Data entries for graphics:
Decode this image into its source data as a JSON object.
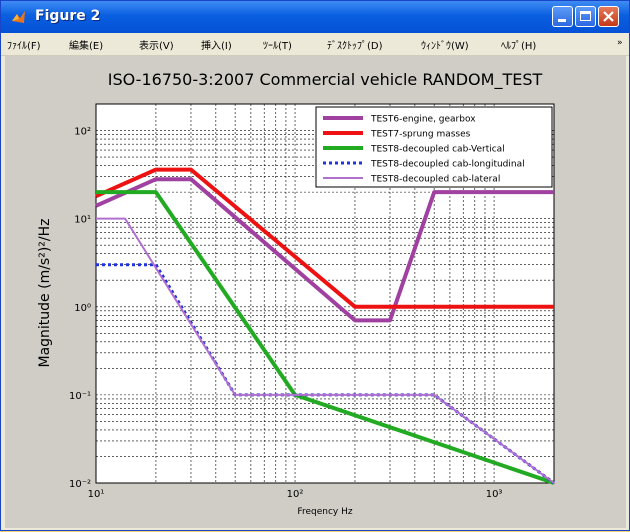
{
  "window": {
    "title": "Figure 2",
    "title_color": "#ffffff",
    "titlebar_color": "#0a5fe0"
  },
  "menu": {
    "items": [
      "ﾌｧｲﾙ(F)",
      "編集(E)",
      "表示(V)",
      "挿入(I)",
      "ﾂｰﾙ(T)",
      "ﾃﾞｽｸﾄｯﾌﾟ(D)",
      "ｳｨﾝﾄﾞｳ(W)",
      "ﾍﾙﾌﾟ(H)"
    ],
    "overflow_glyph": "»"
  },
  "chart_data": {
    "type": "line",
    "title": "ISO-16750-3:2007 Commercial vehicle RANDOM_TEST",
    "xlabel": "Freqency  Hz",
    "ylabel": "Magnitude  (m/s²)²/Hz",
    "xscale": "log",
    "yscale": "log",
    "xlim": [
      10,
      2000
    ],
    "ylim": [
      0.01,
      200
    ],
    "x_ticks": [
      10,
      100,
      1000
    ],
    "x_tick_labels": [
      "10¹",
      "10²",
      "10³"
    ],
    "y_ticks": [
      0.01,
      0.1,
      1,
      10,
      100
    ],
    "y_tick_labels": [
      "10⁻²",
      "10⁻¹",
      "10⁰",
      "10¹",
      "10²"
    ],
    "grid": true,
    "legend_position": "top-right",
    "series": [
      {
        "name": "TEST6-engine, gearbox",
        "color": "#a040a0",
        "style": "solid",
        "width": 4,
        "x": [
          10,
          20,
          30,
          200,
          300,
          500,
          2000
        ],
        "y": [
          14,
          28,
          28,
          0.7,
          0.7,
          20,
          20
        ]
      },
      {
        "name": "TEST7-sprung masses",
        "color": "#ee1111",
        "style": "solid",
        "width": 4,
        "x": [
          10,
          20,
          30,
          200,
          2000
        ],
        "y": [
          18,
          36,
          36,
          1,
          1
        ]
      },
      {
        "name": "TEST8-decoupled cab-Vertical",
        "color": "#22aa22",
        "style": "solid",
        "width": 4,
        "x": [
          10,
          20,
          100,
          2000
        ],
        "y": [
          20,
          20,
          0.1,
          0.01
        ]
      },
      {
        "name": "TEST8-decoupled cab-longitudinal",
        "color": "#2233dd",
        "style": "dashed",
        "width": 3,
        "x": [
          10,
          20,
          50,
          500,
          2000
        ],
        "y": [
          3,
          3,
          0.1,
          0.1,
          0.01
        ]
      },
      {
        "name": "TEST8-decoupled cab-lateral",
        "color": "#b070d0",
        "style": "solid",
        "width": 2,
        "x": [
          10,
          14,
          50,
          500,
          2000
        ],
        "y": [
          10,
          10,
          0.1,
          0.1,
          0.01
        ]
      }
    ]
  }
}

Stated problem — Repeat the full listing above exactly, with no pictures in the copy.

Solved problem —
Decode this image into its source data as a JSON object.
{
  "window": {
    "title": "Figure 2",
    "title_color": "#ffffff",
    "titlebar_color": "#0a5fe0"
  },
  "menu": {
    "items": [
      "ﾌｧｲﾙ(F)",
      "編集(E)",
      "表示(V)",
      "挿入(I)",
      "ﾂｰﾙ(T)",
      "ﾃﾞｽｸﾄｯﾌﾟ(D)",
      "ｳｨﾝﾄﾞｳ(W)",
      "ﾍﾙﾌﾟ(H)"
    ],
    "overflow_glyph": "»"
  },
  "chart_data": {
    "type": "line",
    "title": "ISO-16750-3:2007 Commercial vehicle RANDOM_TEST",
    "xlabel": "Freqency  Hz",
    "ylabel": "Magnitude  (m/s²)²/Hz",
    "xscale": "log",
    "yscale": "log",
    "xlim": [
      10,
      2000
    ],
    "ylim": [
      0.01,
      200
    ],
    "x_ticks": [
      10,
      100,
      1000
    ],
    "x_tick_labels": [
      "10¹",
      "10²",
      "10³"
    ],
    "y_ticks": [
      0.01,
      0.1,
      1,
      10,
      100
    ],
    "y_tick_labels": [
      "10⁻²",
      "10⁻¹",
      "10⁰",
      "10¹",
      "10²"
    ],
    "grid": true,
    "legend_position": "top-right",
    "series": [
      {
        "name": "TEST6-engine, gearbox",
        "color": "#a040a0",
        "style": "solid",
        "width": 4,
        "x": [
          10,
          20,
          30,
          200,
          300,
          500,
          2000
        ],
        "y": [
          14,
          28,
          28,
          0.7,
          0.7,
          20,
          20
        ]
      },
      {
        "name": "TEST7-sprung masses",
        "color": "#ee1111",
        "style": "solid",
        "width": 4,
        "x": [
          10,
          20,
          30,
          200,
          2000
        ],
        "y": [
          18,
          36,
          36,
          1,
          1
        ]
      },
      {
        "name": "TEST8-decoupled cab-Vertical",
        "color": "#22aa22",
        "style": "solid",
        "width": 4,
        "x": [
          10,
          20,
          100,
          2000
        ],
        "y": [
          20,
          20,
          0.1,
          0.01
        ]
      },
      {
        "name": "TEST8-decoupled cab-longitudinal",
        "color": "#2233dd",
        "style": "dashed",
        "width": 3,
        "x": [
          10,
          20,
          50,
          500,
          2000
        ],
        "y": [
          3,
          3,
          0.1,
          0.1,
          0.01
        ]
      },
      {
        "name": "TEST8-decoupled cab-lateral",
        "color": "#b070d0",
        "style": "solid",
        "width": 2,
        "x": [
          10,
          14,
          50,
          500,
          2000
        ],
        "y": [
          10,
          10,
          0.1,
          0.1,
          0.01
        ]
      }
    ]
  }
}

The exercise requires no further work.